• WORK TO BE COMPLETED: Copy every line with the string "empregado" in it.

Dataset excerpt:
"""

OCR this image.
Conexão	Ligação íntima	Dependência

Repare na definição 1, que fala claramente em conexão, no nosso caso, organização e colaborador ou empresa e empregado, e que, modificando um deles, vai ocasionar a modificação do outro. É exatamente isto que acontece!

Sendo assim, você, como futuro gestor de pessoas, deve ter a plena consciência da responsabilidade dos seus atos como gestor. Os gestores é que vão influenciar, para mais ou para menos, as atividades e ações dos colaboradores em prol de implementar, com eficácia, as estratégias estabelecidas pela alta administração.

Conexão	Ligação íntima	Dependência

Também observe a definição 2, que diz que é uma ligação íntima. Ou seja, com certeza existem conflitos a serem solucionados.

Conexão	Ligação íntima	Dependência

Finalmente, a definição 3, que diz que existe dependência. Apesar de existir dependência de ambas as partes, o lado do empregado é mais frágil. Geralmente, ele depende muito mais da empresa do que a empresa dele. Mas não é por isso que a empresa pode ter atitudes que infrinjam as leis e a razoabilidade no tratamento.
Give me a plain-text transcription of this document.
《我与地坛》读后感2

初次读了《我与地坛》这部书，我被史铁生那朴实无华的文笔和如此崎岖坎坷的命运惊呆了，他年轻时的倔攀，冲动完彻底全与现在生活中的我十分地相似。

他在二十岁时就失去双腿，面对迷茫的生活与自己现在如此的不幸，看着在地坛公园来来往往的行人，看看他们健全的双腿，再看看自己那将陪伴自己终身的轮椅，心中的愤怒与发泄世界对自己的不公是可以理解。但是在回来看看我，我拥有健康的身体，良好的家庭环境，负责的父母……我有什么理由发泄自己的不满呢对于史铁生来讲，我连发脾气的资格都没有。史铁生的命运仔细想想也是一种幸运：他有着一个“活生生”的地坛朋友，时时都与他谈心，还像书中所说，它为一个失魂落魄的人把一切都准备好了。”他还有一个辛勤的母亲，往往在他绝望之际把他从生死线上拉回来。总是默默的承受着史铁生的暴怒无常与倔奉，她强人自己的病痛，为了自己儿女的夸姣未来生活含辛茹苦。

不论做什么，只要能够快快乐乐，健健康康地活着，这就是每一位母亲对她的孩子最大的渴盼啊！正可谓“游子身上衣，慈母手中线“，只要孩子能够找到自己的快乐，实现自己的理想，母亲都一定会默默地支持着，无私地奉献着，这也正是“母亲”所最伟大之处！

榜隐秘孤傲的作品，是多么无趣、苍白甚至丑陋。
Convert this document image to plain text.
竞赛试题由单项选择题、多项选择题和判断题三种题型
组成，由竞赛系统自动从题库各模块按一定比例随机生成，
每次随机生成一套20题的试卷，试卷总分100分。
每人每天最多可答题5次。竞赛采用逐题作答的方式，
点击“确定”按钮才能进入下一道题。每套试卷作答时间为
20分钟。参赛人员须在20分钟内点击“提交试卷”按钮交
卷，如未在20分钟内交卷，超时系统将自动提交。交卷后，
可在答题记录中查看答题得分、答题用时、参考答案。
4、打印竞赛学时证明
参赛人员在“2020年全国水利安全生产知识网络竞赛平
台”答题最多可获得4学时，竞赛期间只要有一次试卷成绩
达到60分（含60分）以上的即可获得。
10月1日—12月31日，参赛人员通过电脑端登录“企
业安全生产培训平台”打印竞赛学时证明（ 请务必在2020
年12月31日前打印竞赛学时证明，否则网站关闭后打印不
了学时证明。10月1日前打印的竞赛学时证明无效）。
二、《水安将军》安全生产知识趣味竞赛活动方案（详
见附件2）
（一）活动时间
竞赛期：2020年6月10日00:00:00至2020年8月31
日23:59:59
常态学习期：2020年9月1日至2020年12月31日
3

"""

• RESPONSE:
Repare na definição 1, que fala claramente em conexão, no nosso caso, organização e colaborador ou empresa e empregado, e que, modificando um deles, vai ocasionar a modificação do outro. É exatamente isto que acontece!
Finalmente, a definição 3, que diz que existe dependência. Apesar de existir dependência de ambas as partes, o lado do empregado é mais frágil. Geralmente, ele depende muito mais da empresa do que a empresa dele. Mas não é por isso que a empresa pode ter atitudes que infrinjam as leis e a razoabilidade no tratamento.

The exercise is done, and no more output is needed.